(Task requirements)
Find and copy every line in the records that includes the string "طاقم".

(Records excerpted from a collection)
"""

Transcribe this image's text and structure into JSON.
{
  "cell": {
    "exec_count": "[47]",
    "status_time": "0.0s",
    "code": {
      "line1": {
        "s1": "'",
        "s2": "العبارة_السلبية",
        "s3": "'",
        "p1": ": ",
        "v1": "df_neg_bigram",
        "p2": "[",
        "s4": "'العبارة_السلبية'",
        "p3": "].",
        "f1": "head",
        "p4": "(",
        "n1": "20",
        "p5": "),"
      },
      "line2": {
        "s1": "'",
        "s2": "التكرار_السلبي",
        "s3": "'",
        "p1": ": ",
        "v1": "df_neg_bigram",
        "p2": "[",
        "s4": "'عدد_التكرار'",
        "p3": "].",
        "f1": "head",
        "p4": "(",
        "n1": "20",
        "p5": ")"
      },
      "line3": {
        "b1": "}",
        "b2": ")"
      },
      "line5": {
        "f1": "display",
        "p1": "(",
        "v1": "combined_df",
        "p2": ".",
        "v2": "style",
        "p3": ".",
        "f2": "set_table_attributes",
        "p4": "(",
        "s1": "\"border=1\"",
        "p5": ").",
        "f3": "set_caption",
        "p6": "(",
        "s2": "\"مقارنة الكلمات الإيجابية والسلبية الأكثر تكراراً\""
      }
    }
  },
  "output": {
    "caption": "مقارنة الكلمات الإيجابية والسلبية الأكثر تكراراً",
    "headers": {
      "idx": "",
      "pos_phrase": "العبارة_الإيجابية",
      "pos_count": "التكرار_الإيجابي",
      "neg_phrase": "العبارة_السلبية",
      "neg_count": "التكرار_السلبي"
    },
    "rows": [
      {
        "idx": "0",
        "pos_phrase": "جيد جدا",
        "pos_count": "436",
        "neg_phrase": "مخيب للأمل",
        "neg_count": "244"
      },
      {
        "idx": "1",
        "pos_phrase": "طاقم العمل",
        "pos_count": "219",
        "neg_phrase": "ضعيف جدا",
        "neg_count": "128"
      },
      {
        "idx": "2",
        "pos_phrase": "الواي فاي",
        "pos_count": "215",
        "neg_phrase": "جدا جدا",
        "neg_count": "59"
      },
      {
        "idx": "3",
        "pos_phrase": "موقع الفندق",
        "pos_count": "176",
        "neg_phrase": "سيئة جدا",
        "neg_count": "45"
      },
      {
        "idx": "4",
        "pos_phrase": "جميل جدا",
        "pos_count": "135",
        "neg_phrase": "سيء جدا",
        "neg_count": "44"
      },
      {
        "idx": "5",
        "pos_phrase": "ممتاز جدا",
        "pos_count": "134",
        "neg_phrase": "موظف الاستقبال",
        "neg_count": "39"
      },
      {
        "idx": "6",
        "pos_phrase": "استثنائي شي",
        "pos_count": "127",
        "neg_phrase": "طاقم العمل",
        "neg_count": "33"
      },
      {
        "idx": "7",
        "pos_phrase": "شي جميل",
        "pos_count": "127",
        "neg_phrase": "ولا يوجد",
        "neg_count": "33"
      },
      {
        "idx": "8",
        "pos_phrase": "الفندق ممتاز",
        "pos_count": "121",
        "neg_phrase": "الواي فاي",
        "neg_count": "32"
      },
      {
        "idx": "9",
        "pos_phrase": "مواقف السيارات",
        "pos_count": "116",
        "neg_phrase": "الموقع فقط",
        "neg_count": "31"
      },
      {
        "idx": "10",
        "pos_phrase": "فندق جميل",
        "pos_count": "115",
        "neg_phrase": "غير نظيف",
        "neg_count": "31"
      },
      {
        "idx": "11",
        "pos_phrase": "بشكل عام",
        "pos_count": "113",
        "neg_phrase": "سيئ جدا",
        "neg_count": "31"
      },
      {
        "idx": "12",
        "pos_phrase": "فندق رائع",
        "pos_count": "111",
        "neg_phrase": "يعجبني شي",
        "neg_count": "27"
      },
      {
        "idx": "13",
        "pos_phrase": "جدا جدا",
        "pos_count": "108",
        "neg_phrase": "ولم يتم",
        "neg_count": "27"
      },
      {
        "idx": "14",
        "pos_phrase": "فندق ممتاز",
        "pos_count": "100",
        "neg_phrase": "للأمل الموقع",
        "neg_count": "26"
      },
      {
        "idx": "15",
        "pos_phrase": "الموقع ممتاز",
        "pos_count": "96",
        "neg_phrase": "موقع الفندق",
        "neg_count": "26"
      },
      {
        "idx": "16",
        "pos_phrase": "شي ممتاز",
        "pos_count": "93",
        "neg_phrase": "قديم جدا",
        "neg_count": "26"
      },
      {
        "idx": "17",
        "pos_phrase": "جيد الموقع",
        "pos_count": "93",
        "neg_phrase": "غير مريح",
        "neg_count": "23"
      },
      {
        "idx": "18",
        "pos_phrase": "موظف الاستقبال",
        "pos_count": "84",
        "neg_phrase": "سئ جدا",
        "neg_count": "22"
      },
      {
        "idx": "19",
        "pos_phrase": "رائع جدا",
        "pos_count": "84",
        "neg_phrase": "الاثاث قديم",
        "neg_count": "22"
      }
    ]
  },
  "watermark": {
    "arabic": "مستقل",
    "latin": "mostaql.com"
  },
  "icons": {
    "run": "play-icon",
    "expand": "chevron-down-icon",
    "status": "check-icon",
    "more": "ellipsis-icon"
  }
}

"""

(Answer in full)
        "pos_phrase": "طاقم العمل",
        "neg_phrase": "طاقم العمل",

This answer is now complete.